_DATA IN THIS EXERCISE_.
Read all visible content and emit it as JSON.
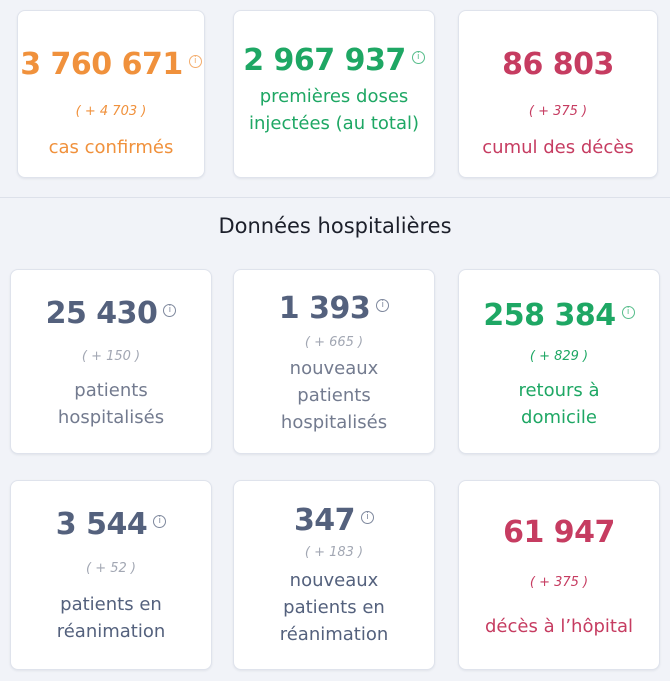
{
  "national": [
    {
      "value": "3 760 671",
      "delta": "( + 4 703 )",
      "label": "cas confirmés"
    },
    {
      "value": "2 967 937",
      "label": "premières doses injectées (au total)"
    },
    {
      "value": "86 803",
      "delta": "( + 375 )",
      "label": "cumul des décès"
    }
  ],
  "hospital": {
    "title": "Données hospitalières",
    "cards": [
      {
        "value": "25 430",
        "delta": "( + 150 )",
        "label": "patients hospitalisés"
      },
      {
        "value": "1 393",
        "delta": "( + 665 )",
        "label": "nouveaux patients hospitalisés"
      },
      {
        "value": "258 384",
        "delta": "( + 829 )",
        "label": "retours à domicile"
      },
      {
        "value": "3 544",
        "delta": "( + 52 )",
        "label": "patients en réanimation"
      },
      {
        "value": "347",
        "delta": "( + 183 )",
        "label": "nouveaux patients en réanimation"
      },
      {
        "value": "61 947",
        "delta": "( + 375 )",
        "label": "décès à l’hôpital"
      }
    ]
  },
  "info_glyph": "i",
  "colors": {
    "orange": "#f0913c",
    "green": "#1ea764",
    "red": "#c63c61",
    "slate": "#54617d",
    "gray": "#737b8f"
  }
}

_WHAT IS NEEDED_.
A word-for-word copy of all the records above is required, with the pictures left out.

_TASK RESULT_.
Read all visible content and emit it as JSON.
{
  "national": [
    {
      "value": "3 760 671",
      "delta": "( + 4 703 )",
      "label": "cas confirmés"
    },
    {
      "value": "2 967 937",
      "label": "premières doses injectées (au total)"
    },
    {
      "value": "86 803",
      "delta": "( + 375 )",
      "label": "cumul des décès"
    }
  ],
  "hospital": {
    "title": "Données hospitalières",
    "cards": [
      {
        "value": "25 430",
        "delta": "( + 150 )",
        "label": "patients hospitalisés"
      },
      {
        "value": "1 393",
        "delta": "( + 665 )",
        "label": "nouveaux patients hospitalisés"
      },
      {
        "value": "258 384",
        "delta": "( + 829 )",
        "label": "retours à domicile"
      },
      {
        "value": "3 544",
        "delta": "( + 52 )",
        "label": "patients en réanimation"
      },
      {
        "value": "347",
        "delta": "( + 183 )",
        "label": "nouveaux patients en réanimation"
      },
      {
        "value": "61 947",
        "delta": "( + 375 )",
        "label": "décès à l’hôpital"
      }
    ]
  },
  "info_glyph": "i",
  "colors": {
    "orange": "#f0913c",
    "green": "#1ea764",
    "red": "#c63c61",
    "slate": "#54617d",
    "gray": "#737b8f"
  }
}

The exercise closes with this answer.